++++ Supplied information

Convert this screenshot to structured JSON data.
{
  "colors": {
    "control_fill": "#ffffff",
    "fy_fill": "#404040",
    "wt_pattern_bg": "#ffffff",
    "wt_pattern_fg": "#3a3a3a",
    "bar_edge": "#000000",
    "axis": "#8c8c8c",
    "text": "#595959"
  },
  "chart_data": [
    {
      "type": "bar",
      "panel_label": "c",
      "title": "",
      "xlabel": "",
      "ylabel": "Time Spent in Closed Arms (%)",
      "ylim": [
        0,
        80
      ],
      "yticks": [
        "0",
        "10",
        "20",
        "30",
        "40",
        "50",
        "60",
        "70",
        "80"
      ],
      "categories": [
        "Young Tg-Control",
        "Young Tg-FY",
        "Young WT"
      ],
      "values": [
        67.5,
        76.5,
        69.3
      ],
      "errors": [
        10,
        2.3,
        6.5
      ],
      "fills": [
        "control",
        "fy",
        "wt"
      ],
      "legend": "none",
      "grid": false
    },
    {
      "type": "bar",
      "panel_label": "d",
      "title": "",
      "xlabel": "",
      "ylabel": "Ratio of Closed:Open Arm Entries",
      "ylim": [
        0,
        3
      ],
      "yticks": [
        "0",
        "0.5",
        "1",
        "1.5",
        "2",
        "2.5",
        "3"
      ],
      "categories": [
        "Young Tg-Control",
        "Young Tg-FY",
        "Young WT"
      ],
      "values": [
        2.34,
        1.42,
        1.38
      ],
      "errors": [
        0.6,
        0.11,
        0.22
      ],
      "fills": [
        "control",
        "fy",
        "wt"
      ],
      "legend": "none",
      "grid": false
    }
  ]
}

++++++++

Output all of the data again. Match it exactly.

Convert this screenshot to structured JSON data.
{
  "colors": {
    "control_fill": "#ffffff",
    "fy_fill": "#404040",
    "wt_pattern_bg": "#ffffff",
    "wt_pattern_fg": "#3a3a3a",
    "bar_edge": "#000000",
    "axis": "#8c8c8c",
    "text": "#595959"
  },
  "chart_data": [
    {
      "type": "bar",
      "panel_label": "c",
      "title": "",
      "xlabel": "",
      "ylabel": "Time Spent in Closed Arms (%)",
      "ylim": [
        0,
        80
      ],
      "yticks": [
        "0",
        "10",
        "20",
        "30",
        "40",
        "50",
        "60",
        "70",
        "80"
      ],
      "categories": [
        "Young Tg-Control",
        "Young Tg-FY",
        "Young WT"
      ],
      "values": [
        67.5,
        76.5,
        69.3
      ],
      "errors": [
        10,
        2.3,
        6.5
      ],
      "fills": [
        "control",
        "fy",
        "wt"
      ],
      "legend": "none",
      "grid": false
    },
    {
      "type": "bar",
      "panel_label": "d",
      "title": "",
      "xlabel": "",
      "ylabel": "Ratio of Closed:Open Arm Entries",
      "ylim": [
        0,
        3
      ],
      "yticks": [
        "0",
        "0.5",
        "1",
        "1.5",
        "2",
        "2.5",
        "3"
      ],
      "categories": [
        "Young Tg-Control",
        "Young Tg-FY",
        "Young WT"
      ],
      "values": [
        2.34,
        1.42,
        1.38
      ],
      "errors": [
        0.6,
        0.11,
        0.22
      ],
      "fills": [
        "control",
        "fy",
        "wt"
      ],
      "legend": "none",
      "grid": false
    }
  ]
}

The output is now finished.